- _REQUIREMENT_: Produce the listing below again, exactly as shown.
--*--
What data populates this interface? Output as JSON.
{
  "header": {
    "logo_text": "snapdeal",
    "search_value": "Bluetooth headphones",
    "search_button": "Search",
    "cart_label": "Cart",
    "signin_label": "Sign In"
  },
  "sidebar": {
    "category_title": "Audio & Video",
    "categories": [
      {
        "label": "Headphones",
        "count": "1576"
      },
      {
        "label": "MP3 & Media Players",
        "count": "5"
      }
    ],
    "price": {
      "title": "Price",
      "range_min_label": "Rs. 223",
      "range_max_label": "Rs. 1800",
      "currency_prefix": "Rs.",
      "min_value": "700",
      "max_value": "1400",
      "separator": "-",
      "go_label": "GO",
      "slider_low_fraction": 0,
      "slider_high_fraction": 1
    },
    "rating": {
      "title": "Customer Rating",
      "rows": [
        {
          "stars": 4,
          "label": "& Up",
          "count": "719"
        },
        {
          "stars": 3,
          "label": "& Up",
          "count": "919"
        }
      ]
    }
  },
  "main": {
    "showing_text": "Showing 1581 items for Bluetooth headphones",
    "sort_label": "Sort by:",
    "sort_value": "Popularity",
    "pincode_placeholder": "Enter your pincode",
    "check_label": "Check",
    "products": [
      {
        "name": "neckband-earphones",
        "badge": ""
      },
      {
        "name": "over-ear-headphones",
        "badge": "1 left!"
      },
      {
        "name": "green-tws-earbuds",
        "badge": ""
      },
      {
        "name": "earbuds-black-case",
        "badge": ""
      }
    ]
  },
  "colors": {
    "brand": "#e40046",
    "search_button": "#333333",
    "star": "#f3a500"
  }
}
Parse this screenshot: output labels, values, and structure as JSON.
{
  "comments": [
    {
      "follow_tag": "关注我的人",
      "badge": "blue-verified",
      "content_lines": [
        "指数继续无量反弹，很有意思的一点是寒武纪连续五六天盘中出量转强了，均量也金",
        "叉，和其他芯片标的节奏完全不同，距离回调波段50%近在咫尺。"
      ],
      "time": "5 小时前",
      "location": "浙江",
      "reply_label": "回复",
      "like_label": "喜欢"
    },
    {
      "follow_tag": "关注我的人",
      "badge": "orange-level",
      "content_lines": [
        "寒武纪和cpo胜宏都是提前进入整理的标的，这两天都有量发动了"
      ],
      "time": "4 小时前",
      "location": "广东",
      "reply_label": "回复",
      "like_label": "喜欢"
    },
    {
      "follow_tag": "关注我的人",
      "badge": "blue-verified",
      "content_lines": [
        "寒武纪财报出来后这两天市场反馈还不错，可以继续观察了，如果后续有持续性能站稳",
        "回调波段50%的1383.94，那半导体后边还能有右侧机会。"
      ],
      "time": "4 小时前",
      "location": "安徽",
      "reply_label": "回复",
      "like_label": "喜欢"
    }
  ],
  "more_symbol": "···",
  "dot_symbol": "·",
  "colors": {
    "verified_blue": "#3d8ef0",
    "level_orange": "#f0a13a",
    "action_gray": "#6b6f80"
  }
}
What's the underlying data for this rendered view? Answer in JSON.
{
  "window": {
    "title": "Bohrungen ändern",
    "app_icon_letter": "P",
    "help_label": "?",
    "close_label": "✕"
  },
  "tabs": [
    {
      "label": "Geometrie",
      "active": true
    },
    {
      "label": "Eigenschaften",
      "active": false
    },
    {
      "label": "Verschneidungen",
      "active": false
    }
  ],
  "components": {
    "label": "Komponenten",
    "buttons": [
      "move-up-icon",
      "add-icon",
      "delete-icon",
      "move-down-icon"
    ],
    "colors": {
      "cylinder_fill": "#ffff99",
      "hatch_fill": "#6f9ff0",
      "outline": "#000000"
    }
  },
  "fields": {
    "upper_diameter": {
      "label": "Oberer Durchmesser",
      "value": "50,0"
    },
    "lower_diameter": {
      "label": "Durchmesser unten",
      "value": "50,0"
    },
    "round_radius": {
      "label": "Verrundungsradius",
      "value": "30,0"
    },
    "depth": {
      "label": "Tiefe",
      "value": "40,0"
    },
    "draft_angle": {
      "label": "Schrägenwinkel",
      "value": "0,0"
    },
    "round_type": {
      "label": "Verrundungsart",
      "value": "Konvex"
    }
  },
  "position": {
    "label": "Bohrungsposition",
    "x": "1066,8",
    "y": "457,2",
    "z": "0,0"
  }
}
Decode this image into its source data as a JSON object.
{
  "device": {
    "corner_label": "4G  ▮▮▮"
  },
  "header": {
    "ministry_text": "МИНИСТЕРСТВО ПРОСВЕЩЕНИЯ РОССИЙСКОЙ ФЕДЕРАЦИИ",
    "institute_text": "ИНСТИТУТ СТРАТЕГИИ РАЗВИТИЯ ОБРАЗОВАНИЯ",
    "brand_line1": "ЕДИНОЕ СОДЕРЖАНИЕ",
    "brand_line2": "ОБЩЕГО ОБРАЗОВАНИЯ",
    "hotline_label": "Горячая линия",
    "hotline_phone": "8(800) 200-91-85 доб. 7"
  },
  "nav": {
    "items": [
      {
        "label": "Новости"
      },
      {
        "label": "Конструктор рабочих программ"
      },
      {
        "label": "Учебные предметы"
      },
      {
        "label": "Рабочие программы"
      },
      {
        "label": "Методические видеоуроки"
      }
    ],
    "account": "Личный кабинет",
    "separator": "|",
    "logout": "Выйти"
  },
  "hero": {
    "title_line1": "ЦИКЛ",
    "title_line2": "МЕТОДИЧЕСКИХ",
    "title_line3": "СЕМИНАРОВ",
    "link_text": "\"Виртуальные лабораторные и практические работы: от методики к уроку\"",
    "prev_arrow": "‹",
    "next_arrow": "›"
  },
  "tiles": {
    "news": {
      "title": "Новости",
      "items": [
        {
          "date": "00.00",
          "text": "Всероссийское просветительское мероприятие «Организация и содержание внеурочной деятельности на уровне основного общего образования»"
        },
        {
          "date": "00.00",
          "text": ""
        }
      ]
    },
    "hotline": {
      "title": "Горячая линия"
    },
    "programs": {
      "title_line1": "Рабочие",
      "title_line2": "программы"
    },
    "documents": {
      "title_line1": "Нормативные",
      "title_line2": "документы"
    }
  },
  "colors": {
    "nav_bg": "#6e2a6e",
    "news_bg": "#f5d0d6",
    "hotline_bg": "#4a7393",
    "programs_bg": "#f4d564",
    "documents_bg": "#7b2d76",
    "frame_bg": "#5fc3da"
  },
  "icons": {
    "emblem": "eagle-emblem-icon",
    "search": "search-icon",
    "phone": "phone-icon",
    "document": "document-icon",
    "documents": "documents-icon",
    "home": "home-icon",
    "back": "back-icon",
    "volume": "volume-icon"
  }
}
--*--
- _EXERCISE ANSWER_:
What data populates this interface? Output as JSON.
{
  "header": {
    "logo_text": "snapdeal",
    "search_value": "Bluetooth headphones",
    "search_button": "Search",
    "cart_label": "Cart",
    "signin_label": "Sign In"
  },
  "sidebar": {
    "category_title": "Audio & Video",
    "categories": [
      {
        "label": "Headphones",
        "count": "1576"
      },
      {
        "label": "MP3 & Media Players",
        "count": "5"
      }
    ],
    "price": {
      "title": "Price",
      "range_min_label": "Rs. 223",
      "range_max_label": "Rs. 1800",
      "currency_prefix": "Rs.",
      "min_value": "700",
      "max_value": "1400",
      "separator": "-",
      "go_label": "GO",
      "slider_low_fraction": 0,
      "slider_high_fraction": 1
    },
    "rating": {
      "title": "Customer Rating",
      "rows": [
        {
          "stars": 4,
          "label": "& Up",
          "count": "719"
        },
        {
          "stars": 3,
          "label": "& Up",
          "count": "919"
        }
      ]
    }
  },
  "main": {
    "showing_text": "Showing 1581 items for Bluetooth headphones",
    "sort_label": "Sort by:",
    "sort_value": "Popularity",
    "pincode_placeholder": "Enter your pincode",
    "check_label": "Check",
    "products": [
      {
        "name": "neckband-earphones",
        "badge": ""
      },
      {
        "name": "over-ear-headphones",
        "badge": "1 left!"
      },
      {
        "name": "green-tws-earbuds",
        "badge": ""
      },
      {
        "name": "earbuds-black-case",
        "badge": ""
      }
    ]
  },
  "colors": {
    "brand": "#e40046",
    "search_button": "#333333",
    "star": "#f3a500"
  }
}
Parse this screenshot: output labels, values, and structure as JSON.
{
  "comments": [
    {
      "follow_tag": "关注我的人",
      "badge": "blue-verified",
      "content_lines": [
        "指数继续无量反弹，很有意思的一点是寒武纪连续五六天盘中出量转强了，均量也金",
        "叉，和其他芯片标的节奏完全不同，距离回调波段50%近在咫尺。"
      ],
      "time": "5 小时前",
      "location": "浙江",
      "reply_label": "回复",
      "like_label": "喜欢"
    },
    {
      "follow_tag": "关注我的人",
      "badge": "orange-level",
      "content_lines": [
        "寒武纪和cpo胜宏都是提前进入整理的标的，这两天都有量发动了"
      ],
      "time": "4 小时前",
      "location": "广东",
      "reply_label": "回复",
      "like_label": "喜欢"
    },
    {
      "follow_tag": "关注我的人",
      "badge": "blue-verified",
      "content_lines": [
        "寒武纪财报出来后这两天市场反馈还不错，可以继续观察了，如果后续有持续性能站稳",
        "回调波段50%的1383.94，那半导体后边还能有右侧机会。"
      ],
      "time": "4 小时前",
      "location": "安徽",
      "reply_label": "回复",
      "like_label": "喜欢"
    }
  ],
  "more_symbol": "···",
  "dot_symbol": "·",
  "colors": {
    "verified_blue": "#3d8ef0",
    "level_orange": "#f0a13a",
    "action_gray": "#6b6f80"
  }
}
What's the underlying data for this rendered view? Answer in JSON.
{
  "window": {
    "title": "Bohrungen ändern",
    "app_icon_letter": "P",
    "help_label": "?",
    "close_label": "✕"
  },
  "tabs": [
    {
      "label": "Geometrie",
      "active": true
    },
    {
      "label": "Eigenschaften",
      "active": false
    },
    {
      "label": "Verschneidungen",
      "active": false
    }
  ],
  "components": {
    "label": "Komponenten",
    "buttons": [
      "move-up-icon",
      "add-icon",
      "delete-icon",
      "move-down-icon"
    ],
    "colors": {
      "cylinder_fill": "#ffff99",
      "hatch_fill": "#6f9ff0",
      "outline": "#000000"
    }
  },
  "fields": {
    "upper_diameter": {
      "label": "Oberer Durchmesser",
      "value": "50,0"
    },
    "lower_diameter": {
      "label": "Durchmesser unten",
      "value": "50,0"
    },
    "round_radius": {
      "label": "Verrundungsradius",
      "value": "30,0"
    },
    "depth": {
      "label": "Tiefe",
      "value": "40,0"
    },
    "draft_angle": {
      "label": "Schrägenwinkel",
      "value": "0,0"
    },
    "round_type": {
      "label": "Verrundungsart",
      "value": "Konvex"
    }
  },
  "position": {
    "label": "Bohrungsposition",
    "x": "1066,8",
    "y": "457,2",
    "z": "0,0"
  }
}
Decode this image into its source data as a JSON object.
{
  "device": {
    "corner_label": "4G  ▮▮▮"
  },
  "header": {
    "ministry_text": "МИНИСТЕРСТВО ПРОСВЕЩЕНИЯ РОССИЙСКОЙ ФЕДЕРАЦИИ",
    "institute_text": "ИНСТИТУТ СТРАТЕГИИ РАЗВИТИЯ ОБРАЗОВАНИЯ",
    "brand_line1": "ЕДИНОЕ СОДЕРЖАНИЕ",
    "brand_line2": "ОБЩЕГО ОБРАЗОВАНИЯ",
    "hotline_label": "Горячая линия",
    "hotline_phone": "8(800) 200-91-85 доб. 7"
  },
  "nav": {
    "items": [
      {
        "label": "Новости"
      },
      {
        "label": "Конструктор рабочих программ"
      },
      {
        "label": "Учебные предметы"
      },
      {
        "label": "Рабочие программы"
      },
      {
        "label": "Методические видеоуроки"
      }
    ],
    "account": "Личный кабинет",
    "separator": "|",
    "logout": "Выйти"
  },
  "hero": {
    "title_line1": "ЦИКЛ",
    "title_line2": "МЕТОДИЧЕСКИХ",
    "title_line3": "СЕМИНАРОВ",
    "link_text": "\"Виртуальные лабораторные и практические работы: от методики к уроку\"",
    "prev_arrow": "‹",
    "next_arrow": "›"
  },
  "tiles": {
    "news": {
      "title": "Новости",
      "items": [
        {
          "date": "00.00",
          "text": "Всероссийское просветительское мероприятие «Организация и содержание внеурочной деятельности на уровне основного общего образования»"
        },
        {
          "date": "00.00",
          "text": ""
        }
      ]
    },
    "hotline": {
      "title": "Горячая линия"
    },
    "programs": {
      "title_line1": "Рабочие",
      "title_line2": "программы"
    },
    "documents": {
      "title_line1": "Нормативные",
      "title_line2": "документы"
    }
  },
  "colors": {
    "nav_bg": "#6e2a6e",
    "news_bg": "#f5d0d6",
    "hotline_bg": "#4a7393",
    "programs_bg": "#f4d564",
    "documents_bg": "#7b2d76",
    "frame_bg": "#5fc3da"
  },
  "icons": {
    "emblem": "eagle-emblem-icon",
    "search": "search-icon",
    "phone": "phone-icon",
    "document": "document-icon",
    "documents": "documents-icon",
    "home": "home-icon",
    "back": "back-icon",
    "volume": "volume-icon"
  }
}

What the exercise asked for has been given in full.